# start of LISTED RECORDS

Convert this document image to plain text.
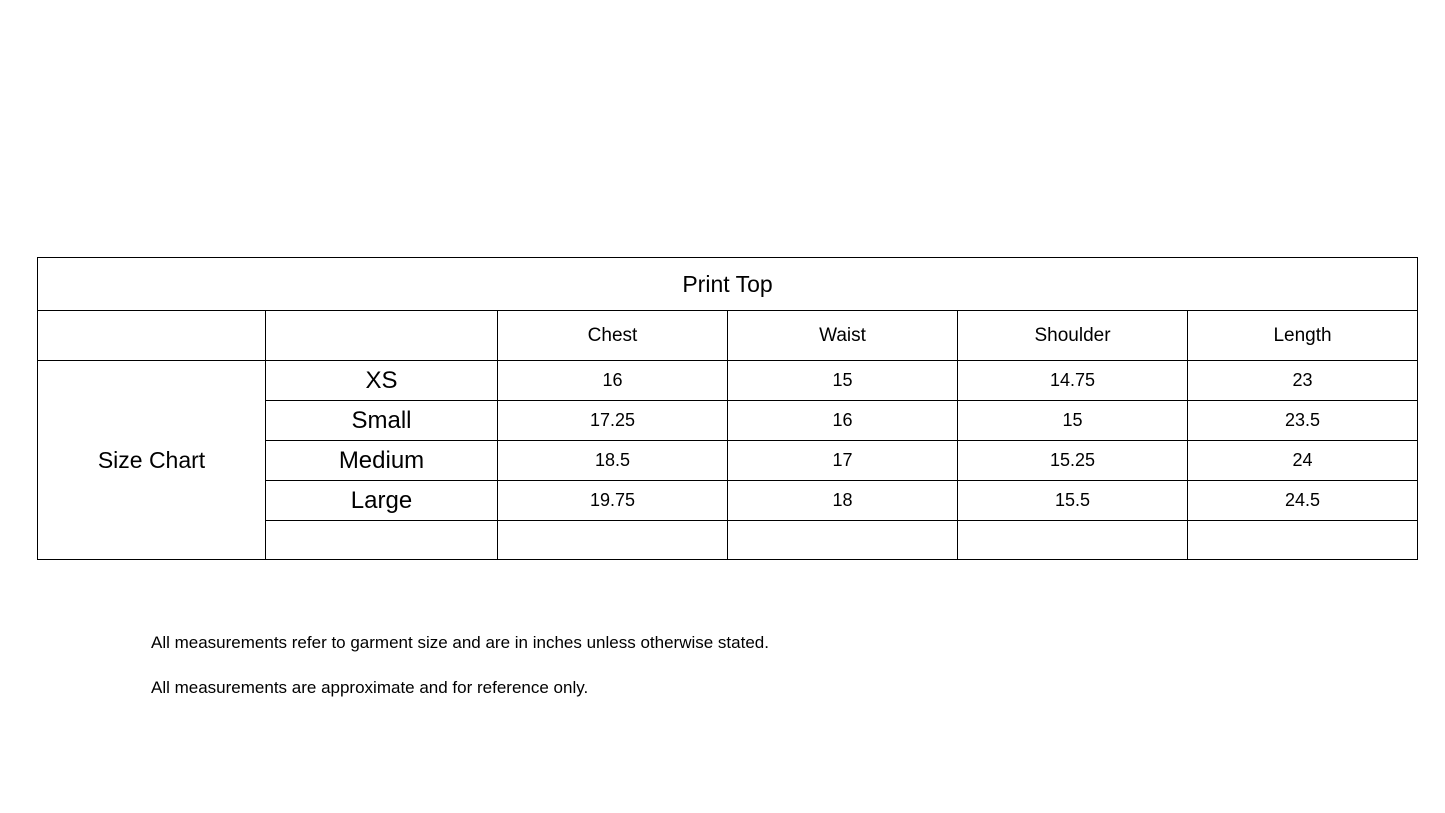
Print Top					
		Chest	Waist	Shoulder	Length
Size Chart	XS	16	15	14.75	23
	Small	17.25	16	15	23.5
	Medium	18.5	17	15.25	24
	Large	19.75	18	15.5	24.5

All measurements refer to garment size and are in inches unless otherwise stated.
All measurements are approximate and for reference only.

# end of LISTED RECORDS
# start of LISTED RECORDS

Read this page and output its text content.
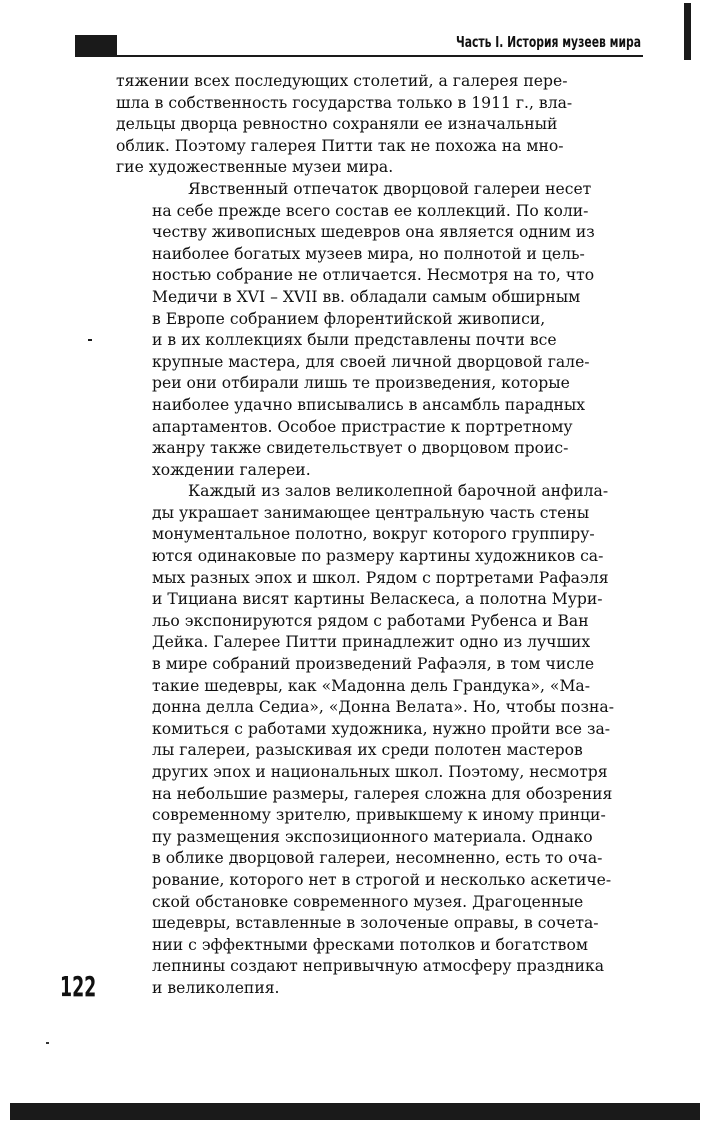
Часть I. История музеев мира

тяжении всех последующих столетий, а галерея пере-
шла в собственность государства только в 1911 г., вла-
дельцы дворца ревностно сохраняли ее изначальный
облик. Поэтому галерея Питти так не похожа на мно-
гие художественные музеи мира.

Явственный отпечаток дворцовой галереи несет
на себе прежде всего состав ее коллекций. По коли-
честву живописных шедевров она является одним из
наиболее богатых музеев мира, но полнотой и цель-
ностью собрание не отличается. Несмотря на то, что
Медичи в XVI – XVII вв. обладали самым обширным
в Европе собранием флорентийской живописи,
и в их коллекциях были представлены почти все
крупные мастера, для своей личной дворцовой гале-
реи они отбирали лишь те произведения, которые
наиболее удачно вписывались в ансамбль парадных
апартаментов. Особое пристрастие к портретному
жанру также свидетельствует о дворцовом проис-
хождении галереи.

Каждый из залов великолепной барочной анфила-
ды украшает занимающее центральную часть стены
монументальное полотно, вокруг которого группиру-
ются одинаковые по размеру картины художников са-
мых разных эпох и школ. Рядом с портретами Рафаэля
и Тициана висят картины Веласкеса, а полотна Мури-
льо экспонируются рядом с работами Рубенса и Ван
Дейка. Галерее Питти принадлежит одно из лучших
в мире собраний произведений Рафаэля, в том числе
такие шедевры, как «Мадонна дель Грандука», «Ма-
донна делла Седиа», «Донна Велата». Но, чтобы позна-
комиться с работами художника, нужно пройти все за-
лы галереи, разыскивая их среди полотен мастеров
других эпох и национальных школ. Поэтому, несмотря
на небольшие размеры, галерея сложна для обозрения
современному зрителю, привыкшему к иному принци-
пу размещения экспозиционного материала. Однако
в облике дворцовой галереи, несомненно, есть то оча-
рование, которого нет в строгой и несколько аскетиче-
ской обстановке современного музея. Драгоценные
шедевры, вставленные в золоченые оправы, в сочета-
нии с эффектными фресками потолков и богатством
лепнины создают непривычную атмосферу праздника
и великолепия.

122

# end of LISTED RECORDS

Where a line contains the string "Питти", extract that line.

§ RESPONSE TO THE EXERCISE
облик. Поэтому галерея Питти так не похожа на мно-
Дейка. Галерее Питти принадлежит одно из лучших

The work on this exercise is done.